-------- GIVEN INFORMATION --------

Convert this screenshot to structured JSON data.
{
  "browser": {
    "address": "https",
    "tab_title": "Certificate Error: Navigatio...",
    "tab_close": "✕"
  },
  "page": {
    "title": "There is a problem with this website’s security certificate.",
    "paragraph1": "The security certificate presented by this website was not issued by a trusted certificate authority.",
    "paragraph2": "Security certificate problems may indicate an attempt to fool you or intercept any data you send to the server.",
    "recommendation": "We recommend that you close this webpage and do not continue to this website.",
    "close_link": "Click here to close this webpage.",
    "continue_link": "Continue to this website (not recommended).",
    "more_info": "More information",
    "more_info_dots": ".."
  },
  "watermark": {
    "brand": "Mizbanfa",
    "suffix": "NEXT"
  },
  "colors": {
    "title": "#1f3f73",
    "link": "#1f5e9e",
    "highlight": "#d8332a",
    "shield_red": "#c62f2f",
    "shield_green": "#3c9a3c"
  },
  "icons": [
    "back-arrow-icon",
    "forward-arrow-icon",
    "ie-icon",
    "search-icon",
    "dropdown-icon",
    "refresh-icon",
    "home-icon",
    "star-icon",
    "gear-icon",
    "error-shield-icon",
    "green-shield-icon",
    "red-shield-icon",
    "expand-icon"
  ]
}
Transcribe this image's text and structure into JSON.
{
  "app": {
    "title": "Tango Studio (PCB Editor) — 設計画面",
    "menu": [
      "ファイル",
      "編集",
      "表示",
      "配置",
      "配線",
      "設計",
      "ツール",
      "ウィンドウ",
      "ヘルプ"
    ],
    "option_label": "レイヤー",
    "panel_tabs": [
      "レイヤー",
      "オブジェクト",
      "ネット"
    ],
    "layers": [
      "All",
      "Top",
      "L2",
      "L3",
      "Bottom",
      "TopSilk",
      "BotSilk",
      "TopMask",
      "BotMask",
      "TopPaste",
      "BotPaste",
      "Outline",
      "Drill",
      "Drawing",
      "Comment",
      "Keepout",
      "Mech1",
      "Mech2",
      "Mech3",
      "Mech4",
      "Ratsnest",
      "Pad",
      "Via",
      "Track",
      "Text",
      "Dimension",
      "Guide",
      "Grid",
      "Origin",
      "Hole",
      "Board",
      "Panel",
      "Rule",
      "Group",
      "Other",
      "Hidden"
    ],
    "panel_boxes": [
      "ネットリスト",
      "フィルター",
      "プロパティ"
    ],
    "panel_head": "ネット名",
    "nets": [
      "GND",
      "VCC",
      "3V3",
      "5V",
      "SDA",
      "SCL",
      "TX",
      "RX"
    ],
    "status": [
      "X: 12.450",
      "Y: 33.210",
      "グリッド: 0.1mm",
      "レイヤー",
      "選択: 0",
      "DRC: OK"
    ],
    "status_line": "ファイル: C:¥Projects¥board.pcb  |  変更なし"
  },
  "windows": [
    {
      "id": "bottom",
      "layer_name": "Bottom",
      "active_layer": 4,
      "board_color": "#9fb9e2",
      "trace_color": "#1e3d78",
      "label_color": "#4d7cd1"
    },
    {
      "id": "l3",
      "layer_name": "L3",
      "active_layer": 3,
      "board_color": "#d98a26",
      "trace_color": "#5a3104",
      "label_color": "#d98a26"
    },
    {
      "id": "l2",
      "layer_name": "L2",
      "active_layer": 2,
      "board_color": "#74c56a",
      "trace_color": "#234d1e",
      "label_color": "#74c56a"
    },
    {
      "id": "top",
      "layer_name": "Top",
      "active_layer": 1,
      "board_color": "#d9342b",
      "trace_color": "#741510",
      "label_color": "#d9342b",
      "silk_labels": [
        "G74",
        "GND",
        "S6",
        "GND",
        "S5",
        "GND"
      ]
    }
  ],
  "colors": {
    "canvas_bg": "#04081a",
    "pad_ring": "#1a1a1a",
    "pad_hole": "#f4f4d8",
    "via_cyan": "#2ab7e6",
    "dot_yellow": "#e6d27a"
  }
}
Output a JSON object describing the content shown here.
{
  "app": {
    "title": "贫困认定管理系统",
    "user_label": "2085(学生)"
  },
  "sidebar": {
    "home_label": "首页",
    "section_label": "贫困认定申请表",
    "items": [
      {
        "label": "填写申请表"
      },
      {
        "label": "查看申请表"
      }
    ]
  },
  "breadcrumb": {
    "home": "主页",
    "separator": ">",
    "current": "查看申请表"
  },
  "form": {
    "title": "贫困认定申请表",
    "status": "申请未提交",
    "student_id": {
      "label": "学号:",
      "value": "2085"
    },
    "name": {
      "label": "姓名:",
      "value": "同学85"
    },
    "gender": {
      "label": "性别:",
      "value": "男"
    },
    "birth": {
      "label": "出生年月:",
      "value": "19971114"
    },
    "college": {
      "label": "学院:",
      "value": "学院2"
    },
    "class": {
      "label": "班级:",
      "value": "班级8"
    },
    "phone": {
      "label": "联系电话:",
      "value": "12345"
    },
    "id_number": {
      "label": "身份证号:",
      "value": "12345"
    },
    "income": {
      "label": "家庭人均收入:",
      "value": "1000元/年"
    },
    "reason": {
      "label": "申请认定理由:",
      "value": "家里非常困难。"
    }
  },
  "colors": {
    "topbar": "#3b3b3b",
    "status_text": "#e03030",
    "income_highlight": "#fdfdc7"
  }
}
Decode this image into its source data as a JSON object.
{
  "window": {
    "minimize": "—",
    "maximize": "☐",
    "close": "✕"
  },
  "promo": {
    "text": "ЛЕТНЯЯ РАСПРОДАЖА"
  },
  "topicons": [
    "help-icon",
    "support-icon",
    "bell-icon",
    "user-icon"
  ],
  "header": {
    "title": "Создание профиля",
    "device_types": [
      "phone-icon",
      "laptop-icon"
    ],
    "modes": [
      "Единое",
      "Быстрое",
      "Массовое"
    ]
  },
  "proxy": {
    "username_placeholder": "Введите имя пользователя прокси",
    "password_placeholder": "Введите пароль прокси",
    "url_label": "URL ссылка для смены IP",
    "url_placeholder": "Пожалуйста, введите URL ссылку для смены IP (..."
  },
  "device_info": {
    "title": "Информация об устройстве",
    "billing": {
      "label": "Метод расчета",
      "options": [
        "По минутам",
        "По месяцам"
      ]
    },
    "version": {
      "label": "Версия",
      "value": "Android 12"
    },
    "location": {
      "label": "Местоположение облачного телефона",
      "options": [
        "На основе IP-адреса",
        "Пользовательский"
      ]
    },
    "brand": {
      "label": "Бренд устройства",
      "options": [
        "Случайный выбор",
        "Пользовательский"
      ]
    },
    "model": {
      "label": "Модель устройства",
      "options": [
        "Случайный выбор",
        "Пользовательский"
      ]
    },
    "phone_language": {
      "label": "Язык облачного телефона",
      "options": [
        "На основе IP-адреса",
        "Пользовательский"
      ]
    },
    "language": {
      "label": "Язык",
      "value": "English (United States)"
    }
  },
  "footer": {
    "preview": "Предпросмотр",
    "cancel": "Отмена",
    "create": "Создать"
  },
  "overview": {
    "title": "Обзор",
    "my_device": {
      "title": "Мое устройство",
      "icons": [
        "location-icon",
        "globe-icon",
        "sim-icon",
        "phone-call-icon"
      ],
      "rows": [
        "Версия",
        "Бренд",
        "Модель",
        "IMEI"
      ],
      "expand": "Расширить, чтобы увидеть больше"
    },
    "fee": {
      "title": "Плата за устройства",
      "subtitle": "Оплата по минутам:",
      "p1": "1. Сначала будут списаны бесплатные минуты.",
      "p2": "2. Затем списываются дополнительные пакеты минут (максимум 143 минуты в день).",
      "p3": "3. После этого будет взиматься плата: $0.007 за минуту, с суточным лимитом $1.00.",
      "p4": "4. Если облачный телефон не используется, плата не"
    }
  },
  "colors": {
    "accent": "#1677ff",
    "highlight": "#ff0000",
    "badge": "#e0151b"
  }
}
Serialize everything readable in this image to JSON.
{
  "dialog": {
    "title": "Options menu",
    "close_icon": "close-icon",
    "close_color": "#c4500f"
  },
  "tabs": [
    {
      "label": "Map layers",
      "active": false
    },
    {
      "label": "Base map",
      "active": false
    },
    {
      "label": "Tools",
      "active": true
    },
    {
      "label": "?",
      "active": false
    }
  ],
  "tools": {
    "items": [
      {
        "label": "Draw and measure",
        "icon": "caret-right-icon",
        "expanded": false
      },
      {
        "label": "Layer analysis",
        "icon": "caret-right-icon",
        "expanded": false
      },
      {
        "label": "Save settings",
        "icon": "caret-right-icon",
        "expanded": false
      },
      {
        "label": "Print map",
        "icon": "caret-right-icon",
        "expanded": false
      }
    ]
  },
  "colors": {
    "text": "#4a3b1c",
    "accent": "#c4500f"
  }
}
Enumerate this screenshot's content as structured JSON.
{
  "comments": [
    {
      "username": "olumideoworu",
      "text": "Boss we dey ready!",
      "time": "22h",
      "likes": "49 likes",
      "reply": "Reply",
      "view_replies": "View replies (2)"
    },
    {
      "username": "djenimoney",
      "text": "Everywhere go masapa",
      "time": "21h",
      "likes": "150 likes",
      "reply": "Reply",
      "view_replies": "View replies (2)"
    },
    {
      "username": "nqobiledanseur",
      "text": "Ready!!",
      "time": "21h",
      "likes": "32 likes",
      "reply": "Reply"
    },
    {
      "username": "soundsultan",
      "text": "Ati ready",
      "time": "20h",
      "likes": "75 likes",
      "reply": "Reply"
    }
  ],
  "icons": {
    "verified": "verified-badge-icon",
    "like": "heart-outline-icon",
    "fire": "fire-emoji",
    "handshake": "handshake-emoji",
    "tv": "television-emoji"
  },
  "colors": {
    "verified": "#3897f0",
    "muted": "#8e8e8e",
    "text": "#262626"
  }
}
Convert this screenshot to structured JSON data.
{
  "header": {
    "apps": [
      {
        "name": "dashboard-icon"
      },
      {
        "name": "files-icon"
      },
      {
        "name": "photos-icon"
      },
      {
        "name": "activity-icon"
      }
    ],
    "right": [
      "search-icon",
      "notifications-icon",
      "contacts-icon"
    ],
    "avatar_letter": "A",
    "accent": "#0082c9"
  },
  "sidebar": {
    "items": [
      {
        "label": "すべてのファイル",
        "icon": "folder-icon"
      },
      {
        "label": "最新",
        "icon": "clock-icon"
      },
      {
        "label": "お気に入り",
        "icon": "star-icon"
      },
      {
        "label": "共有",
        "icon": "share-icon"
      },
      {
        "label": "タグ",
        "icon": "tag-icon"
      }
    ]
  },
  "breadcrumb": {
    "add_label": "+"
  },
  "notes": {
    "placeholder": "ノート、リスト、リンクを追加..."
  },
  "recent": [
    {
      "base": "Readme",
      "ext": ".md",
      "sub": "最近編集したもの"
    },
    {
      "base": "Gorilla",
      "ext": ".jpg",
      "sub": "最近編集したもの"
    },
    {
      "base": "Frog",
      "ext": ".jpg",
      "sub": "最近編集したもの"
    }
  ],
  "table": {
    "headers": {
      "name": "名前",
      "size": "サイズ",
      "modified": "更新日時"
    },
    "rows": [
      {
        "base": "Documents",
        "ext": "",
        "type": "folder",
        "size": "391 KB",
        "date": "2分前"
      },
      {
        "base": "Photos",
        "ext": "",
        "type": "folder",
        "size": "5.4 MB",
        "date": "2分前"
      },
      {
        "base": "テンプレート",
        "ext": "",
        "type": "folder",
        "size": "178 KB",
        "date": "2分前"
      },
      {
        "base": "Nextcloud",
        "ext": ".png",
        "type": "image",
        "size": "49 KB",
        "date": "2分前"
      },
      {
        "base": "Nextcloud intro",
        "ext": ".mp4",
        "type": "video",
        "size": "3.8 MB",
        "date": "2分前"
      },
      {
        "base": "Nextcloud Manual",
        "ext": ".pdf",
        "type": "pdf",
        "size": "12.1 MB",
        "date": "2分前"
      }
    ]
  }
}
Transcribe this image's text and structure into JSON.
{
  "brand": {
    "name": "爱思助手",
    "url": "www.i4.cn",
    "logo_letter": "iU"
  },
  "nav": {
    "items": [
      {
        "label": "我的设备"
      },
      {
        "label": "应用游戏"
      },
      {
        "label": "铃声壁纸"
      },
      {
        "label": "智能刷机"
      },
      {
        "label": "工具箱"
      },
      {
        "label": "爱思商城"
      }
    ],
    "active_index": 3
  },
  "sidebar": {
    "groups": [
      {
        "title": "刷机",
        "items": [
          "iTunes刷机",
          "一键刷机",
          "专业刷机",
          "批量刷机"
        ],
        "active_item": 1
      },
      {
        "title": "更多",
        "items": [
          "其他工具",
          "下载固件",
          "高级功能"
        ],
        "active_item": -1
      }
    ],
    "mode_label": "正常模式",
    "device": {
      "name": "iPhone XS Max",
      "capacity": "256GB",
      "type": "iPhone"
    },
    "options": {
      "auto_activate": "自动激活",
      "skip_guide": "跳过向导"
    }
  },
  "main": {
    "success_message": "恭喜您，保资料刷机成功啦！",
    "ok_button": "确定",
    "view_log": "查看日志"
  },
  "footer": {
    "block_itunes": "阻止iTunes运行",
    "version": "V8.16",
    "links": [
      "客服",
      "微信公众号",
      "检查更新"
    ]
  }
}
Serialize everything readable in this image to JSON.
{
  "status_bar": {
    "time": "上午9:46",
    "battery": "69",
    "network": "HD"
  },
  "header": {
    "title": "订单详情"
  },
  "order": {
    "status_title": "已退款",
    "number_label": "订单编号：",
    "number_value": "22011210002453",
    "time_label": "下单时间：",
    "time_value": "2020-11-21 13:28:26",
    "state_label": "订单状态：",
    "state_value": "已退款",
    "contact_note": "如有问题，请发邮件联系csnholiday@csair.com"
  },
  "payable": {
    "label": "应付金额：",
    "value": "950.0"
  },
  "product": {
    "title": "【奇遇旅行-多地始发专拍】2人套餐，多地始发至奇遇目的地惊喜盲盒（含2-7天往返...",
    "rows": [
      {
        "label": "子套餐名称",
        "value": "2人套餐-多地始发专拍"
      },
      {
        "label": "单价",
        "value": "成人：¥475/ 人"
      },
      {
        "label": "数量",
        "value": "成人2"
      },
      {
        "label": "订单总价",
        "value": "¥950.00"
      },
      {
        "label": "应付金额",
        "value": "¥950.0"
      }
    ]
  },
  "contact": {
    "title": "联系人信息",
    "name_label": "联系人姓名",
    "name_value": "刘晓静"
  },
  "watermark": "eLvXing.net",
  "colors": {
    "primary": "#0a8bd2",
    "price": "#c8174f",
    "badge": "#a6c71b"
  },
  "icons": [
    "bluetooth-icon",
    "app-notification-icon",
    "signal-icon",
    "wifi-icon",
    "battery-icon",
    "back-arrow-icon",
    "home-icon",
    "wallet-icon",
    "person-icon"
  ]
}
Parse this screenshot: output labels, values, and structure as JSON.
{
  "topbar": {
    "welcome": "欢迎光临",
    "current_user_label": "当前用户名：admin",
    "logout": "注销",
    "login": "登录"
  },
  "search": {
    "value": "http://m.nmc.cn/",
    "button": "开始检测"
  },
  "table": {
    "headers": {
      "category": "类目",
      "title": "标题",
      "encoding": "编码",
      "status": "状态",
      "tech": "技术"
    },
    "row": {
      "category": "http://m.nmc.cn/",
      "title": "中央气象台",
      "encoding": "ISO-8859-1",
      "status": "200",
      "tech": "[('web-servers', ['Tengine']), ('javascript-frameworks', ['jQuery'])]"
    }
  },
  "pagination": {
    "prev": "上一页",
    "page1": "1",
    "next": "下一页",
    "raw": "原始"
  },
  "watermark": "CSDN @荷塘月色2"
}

--------

EXERCISE DESCRIPTION => State only the count of lines above that hold the string "accent".

THE ANSWER => 3